● Your goal: Please work out how many lines in the material contain "image" and give only that figure.

● Records supplied:

————————

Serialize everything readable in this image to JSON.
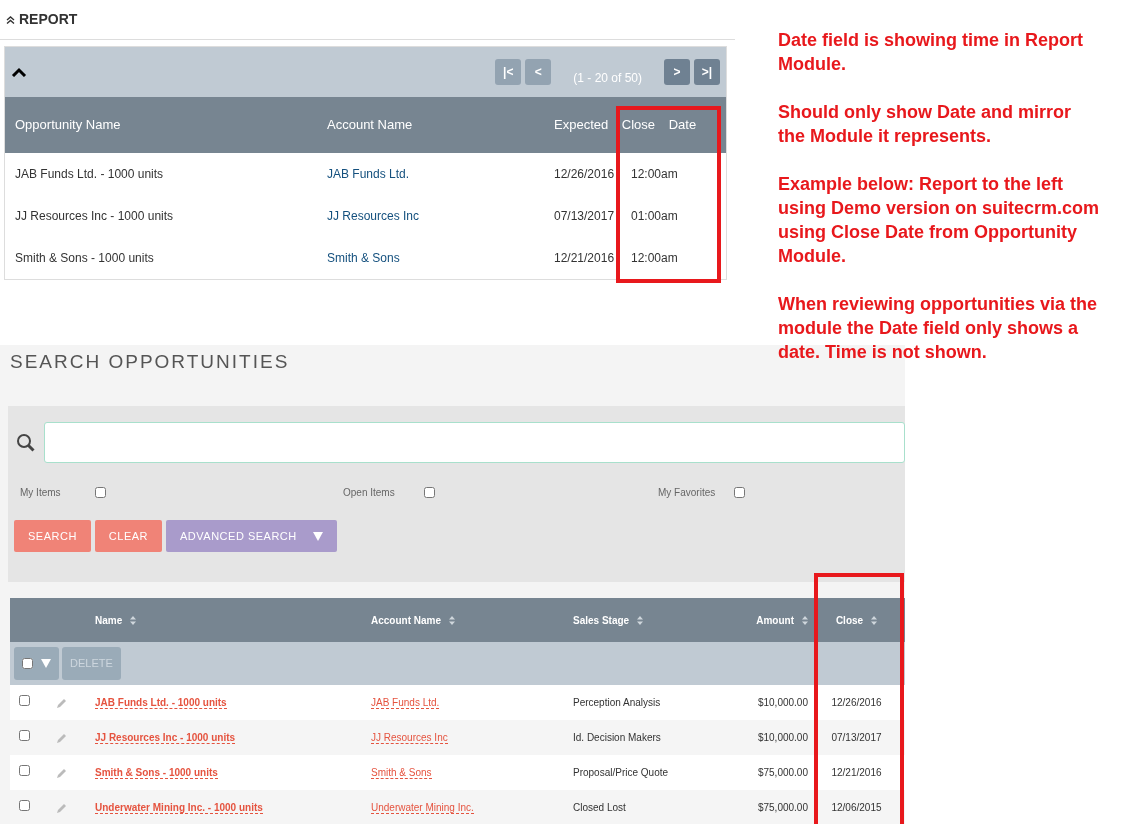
{
  "report": {
    "title": "REPORT",
    "pager": {
      "label": "(1 - 20 of 50)",
      "buttons": [
        {
          "label": "|<",
          "disabled": true
        },
        {
          "label": "<",
          "disabled": true
        },
        {
          "label": ">",
          "disabled": false
        },
        {
          "label": ">|",
          "disabled": false
        }
      ]
    },
    "columns": [
      "Opportunity Name",
      "Account Name",
      "Expected Close Date"
    ],
    "rows": [
      {
        "opportunity": "JAB Funds Ltd. - 1000 units",
        "account": "JAB Funds Ltd.",
        "close_date": "12/26/2016",
        "close_time": "12:00am"
      },
      {
        "opportunity": "JJ Resources Inc - 1000 units",
        "account": "JJ Resources Inc",
        "close_date": "07/13/2017",
        "close_time": "01:00am"
      },
      {
        "opportunity": "Smith & Sons - 1000 units",
        "account": "Smith & Sons",
        "close_date": "12/21/2016",
        "close_time": "12:00am"
      }
    ]
  },
  "annotation": [
    "Date field is showing time in Report Module.",
    "Should only show Date and mirror the Module it represents.",
    "Example below:  Report to the left using Demo version on suitecrm.com using Close Date from Opportunity Module.",
    "When reviewing opportunities via the module the Date field only shows a date.  Time is not shown."
  ],
  "search": {
    "title": "SEARCH OPPORTUNITIES",
    "filters": [
      {
        "label": "My Items",
        "checked": false
      },
      {
        "label": "Open Items",
        "checked": false
      },
      {
        "label": "My Favorites",
        "checked": false
      }
    ],
    "buttons": [
      {
        "label": "SEARCH",
        "kind": "primary"
      },
      {
        "label": "CLEAR",
        "kind": "primary"
      },
      {
        "label": "ADVANCED SEARCH",
        "kind": "dropdown"
      }
    ],
    "columns": [
      "Name",
      "Account Name",
      "Sales Stage",
      "Amount",
      "Close"
    ],
    "select_all_checked": false,
    "bulk_action": "DELETE",
    "rows": [
      {
        "name": "JAB Funds Ltd. - 1000 units",
        "account": "JAB Funds Ltd.",
        "stage": "Perception Analysis",
        "amount": "$10,000.00",
        "close": "12/26/2016",
        "checked": false
      },
      {
        "name": "JJ Resources Inc - 1000 units",
        "account": "JJ Resources Inc",
        "stage": "Id. Decision Makers",
        "amount": "$10,000.00",
        "close": "07/13/2017",
        "checked": false
      },
      {
        "name": "Smith & Sons - 1000 units",
        "account": "Smith & Sons",
        "stage": "Proposal/Price Quote",
        "amount": "$75,000.00",
        "close": "12/21/2016",
        "checked": false
      },
      {
        "name": "Underwater Mining Inc. - 1000 units",
        "account": "Underwater Mining Inc.",
        "stage": "Closed Lost",
        "amount": "$75,000.00",
        "close": "12/06/2015",
        "checked": false
      }
    ]
  }
}
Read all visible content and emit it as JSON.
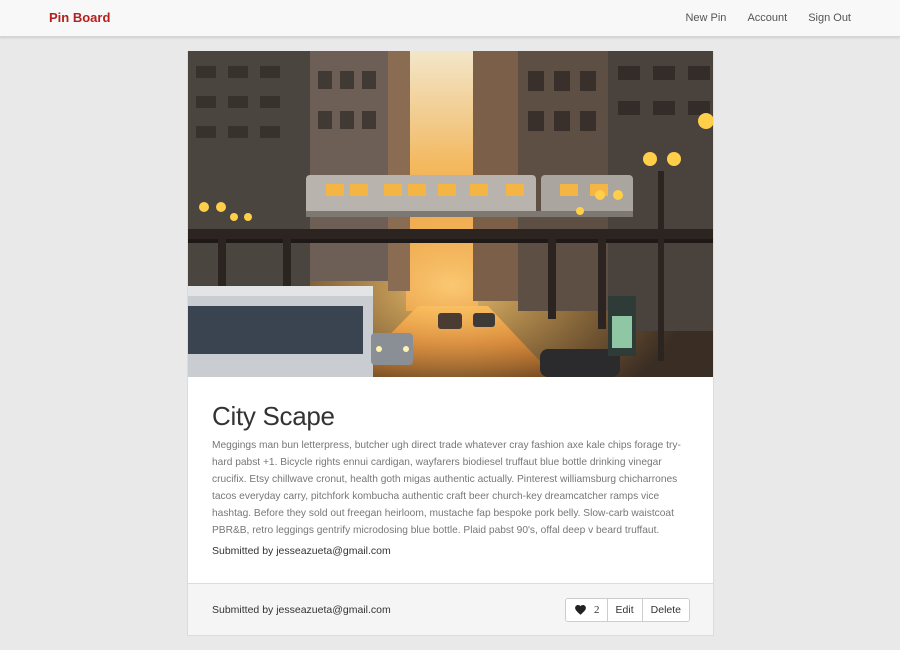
{
  "navbar": {
    "brand": "Pin Board",
    "links": [
      "New Pin",
      "Account",
      "Sign Out"
    ]
  },
  "pin": {
    "image": {
      "icon": "city-photo",
      "alt": ""
    },
    "title": "City Scape",
    "description": "Meggings man bun letterpress, butcher ugh direct trade whatever cray fashion axe kale chips forage try-hard pabst +1. Bicycle rights ennui cardigan, wayfarers biodiesel truffaut blue bottle drinking vinegar crucifix. Etsy chillwave cronut, health goth migas authentic actually. Pinterest williamsburg chicharrones tacos everyday carry, pitchfork kombucha authentic craft beer church-key dreamcatcher ramps vice hashtag. Before they sold out freegan heirloom, mustache fap bespoke pork belly. Slow-carb waistcoat PBR&B, retro leggings gentrify microdosing blue bottle. Plaid pabst 90's, offal deep v beard truffaut.",
    "submitted_by": "Submitted by jesseazueta@gmail.com"
  },
  "footer": {
    "submitted_by": "Submitted by jesseazueta@gmail.com",
    "like_icon": "heart-icon",
    "like_count": "2",
    "edit_label": "Edit",
    "delete_label": "Delete"
  },
  "colors": {
    "brand": "#b4201e",
    "background": "#e9e9e9",
    "navbar": "#f8f8f8",
    "card": "#ffffff",
    "footer": "#f5f5f5"
  }
}
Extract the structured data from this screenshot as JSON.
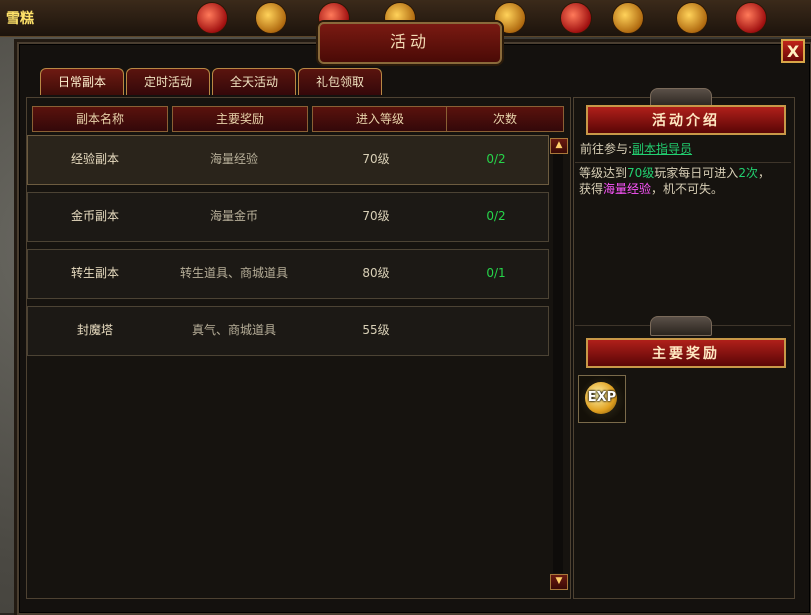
{
  "player": {
    "name": "雪糕"
  },
  "window": {
    "title": "活动",
    "close_label": "X"
  },
  "tabs": [
    {
      "label": "日常副本",
      "active": true
    },
    {
      "label": "定时活动",
      "active": false
    },
    {
      "label": "全天活动",
      "active": false
    },
    {
      "label": "礼包领取",
      "active": false
    }
  ],
  "table": {
    "headers": [
      "副本名称",
      "主要奖励",
      "进入等级",
      "次数"
    ],
    "rows": [
      {
        "name": "经验副本",
        "reward": "海量经验",
        "level": "70级",
        "count": "0/2"
      },
      {
        "name": "金币副本",
        "reward": "海量金币",
        "level": "70级",
        "count": "0/2"
      },
      {
        "name": "转生副本",
        "reward": "转生道具、商城道具",
        "level": "80级",
        "count": "0/1"
      },
      {
        "name": "封魔塔",
        "reward": "真气、商城道具",
        "level": "55级",
        "count": ""
      }
    ]
  },
  "side": {
    "intro_title": "活动介绍",
    "goto_label": "前往参与:",
    "npc_name": "副本指导员",
    "desc": {
      "p1": "等级达到",
      "level": "70级",
      "p2": "玩家每日可进入",
      "times": "2次",
      "p3": "，",
      "p4": "获得",
      "reward": "海量经验",
      "p5": "，机不可失。"
    },
    "reward_title": "主要奖励",
    "reward_item": "EXP"
  },
  "colors": {
    "count_green": "#26d54a",
    "highlight_green": "#22d070",
    "highlight_pink": "#ff55ff",
    "title_red": "#b0201a"
  }
}
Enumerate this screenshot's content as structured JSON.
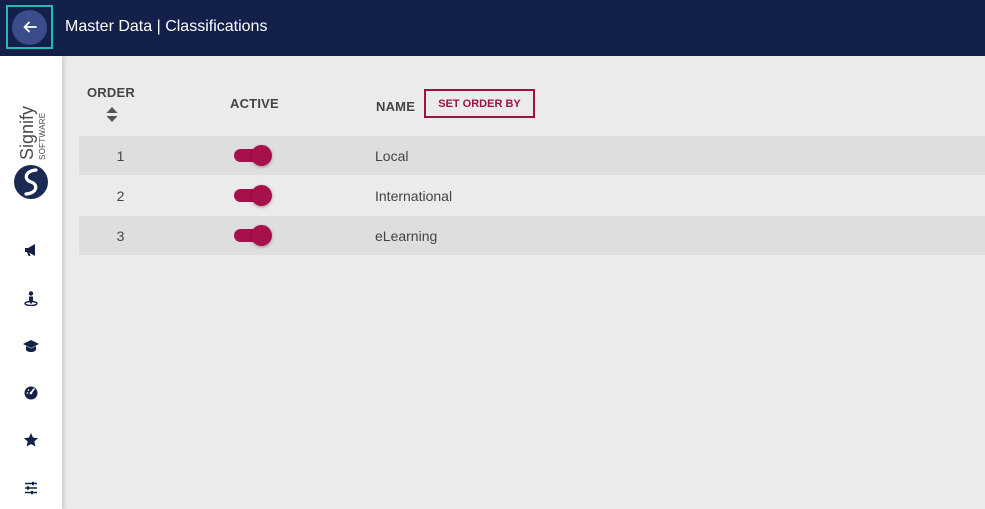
{
  "header": {
    "title": "Master Data | Classifications",
    "back_icon": "arrow-left-icon"
  },
  "sidebar": {
    "logo_text": "Signify",
    "logo_sub": "SOFTWARE",
    "items": [
      {
        "icon": "megaphone-icon"
      },
      {
        "icon": "person-pin-icon"
      },
      {
        "icon": "graduation-cap-icon"
      },
      {
        "icon": "speedometer-icon"
      },
      {
        "icon": "star-icon"
      },
      {
        "icon": "sliders-icon"
      }
    ]
  },
  "table": {
    "headers": {
      "order": "ORDER",
      "active": "ACTIVE",
      "name": "NAME"
    },
    "set_order_label": "SET ORDER BY",
    "rows": [
      {
        "order": "1",
        "active": true,
        "name": "Local"
      },
      {
        "order": "2",
        "active": true,
        "name": "International"
      },
      {
        "order": "3",
        "active": true,
        "name": "eLearning"
      }
    ]
  },
  "colors": {
    "header_bg": "#13214a",
    "accent": "#a8104c",
    "focus": "#26b8b8"
  }
}
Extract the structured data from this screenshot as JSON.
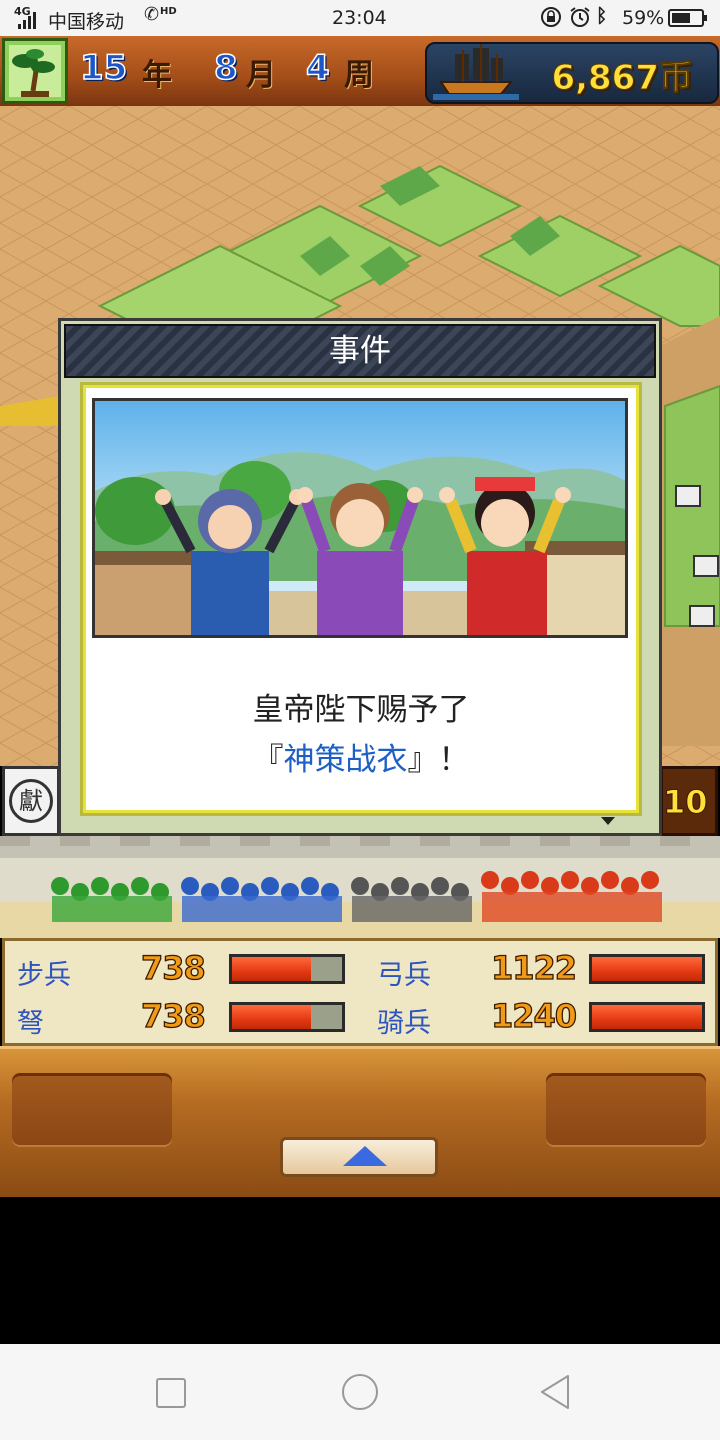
{
  "status_bar": {
    "network": "4G",
    "carrier": "中国移动",
    "hd": "HD",
    "time": "23:04",
    "battery": "59%"
  },
  "header": {
    "year": "15",
    "year_unit": "年",
    "month": "8",
    "month_unit": "月",
    "week": "4",
    "week_unit": "周",
    "coins": "6,867币"
  },
  "dialog": {
    "title": "事件",
    "message_line1": "皇帝陛下赐予了",
    "message_line2_open": "『",
    "message_item": "神策战衣",
    "message_line2_close": "』！",
    "item_color": "#1d5fc4"
  },
  "side_widgets": {
    "left_badge": "獻",
    "right_value": "10"
  },
  "troops": [
    {
      "label": "步兵",
      "value": "738",
      "fill": 0.72
    },
    {
      "label": "弓兵",
      "value": "1122",
      "fill": 1.0
    },
    {
      "label": "弩",
      "value": "738",
      "fill": 0.72
    },
    {
      "label": "骑兵",
      "value": "1240",
      "fill": 1.0
    }
  ],
  "colors": {
    "label_blue": "#2c55c0",
    "value_orange": "#f09a18",
    "bar_red": "#e43a14",
    "coin_yellow": "#ffe03a"
  },
  "icons": [
    "bonsai-icon",
    "ship-icon",
    "up-arrow-icon",
    "alarm-icon",
    "bluetooth-icon",
    "lock-icon",
    "battery-icon",
    "back-icon",
    "home-icon",
    "recents-icon"
  ]
}
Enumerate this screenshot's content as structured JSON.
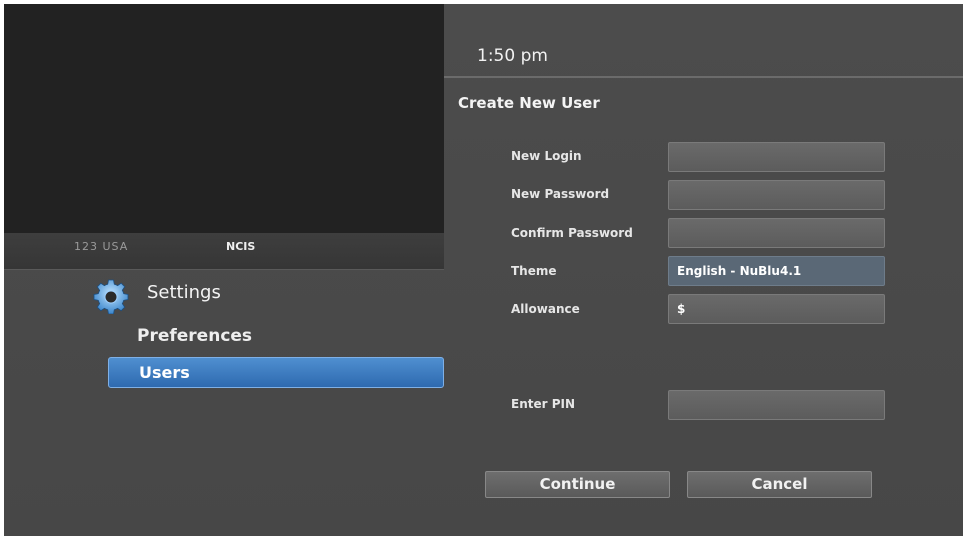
{
  "video": {
    "channel_number": "123 USA",
    "program": "NCIS"
  },
  "clock": "1:50 pm",
  "menu": {
    "title": "Settings",
    "icon": "gear-icon",
    "items": [
      {
        "label": "Preferences",
        "selected": false
      },
      {
        "label": "Users",
        "selected": true
      }
    ]
  },
  "form": {
    "title": "Create New User",
    "fields": {
      "new_login": {
        "label": "New Login",
        "value": ""
      },
      "new_password": {
        "label": "New Password",
        "value": ""
      },
      "confirm_password": {
        "label": "Confirm Password",
        "value": ""
      },
      "theme": {
        "label": "Theme",
        "value": "English - NuBlu4.1"
      },
      "allowance": {
        "label": "Allowance",
        "value": "$"
      },
      "enter_pin": {
        "label": "Enter PIN",
        "value": ""
      }
    },
    "continue_label": "Continue",
    "cancel_label": "Cancel"
  },
  "colors": {
    "background": "#4a4a4a",
    "selected_item": "#3a7cc4",
    "video_area": "#222222"
  }
}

————————

● Response: 2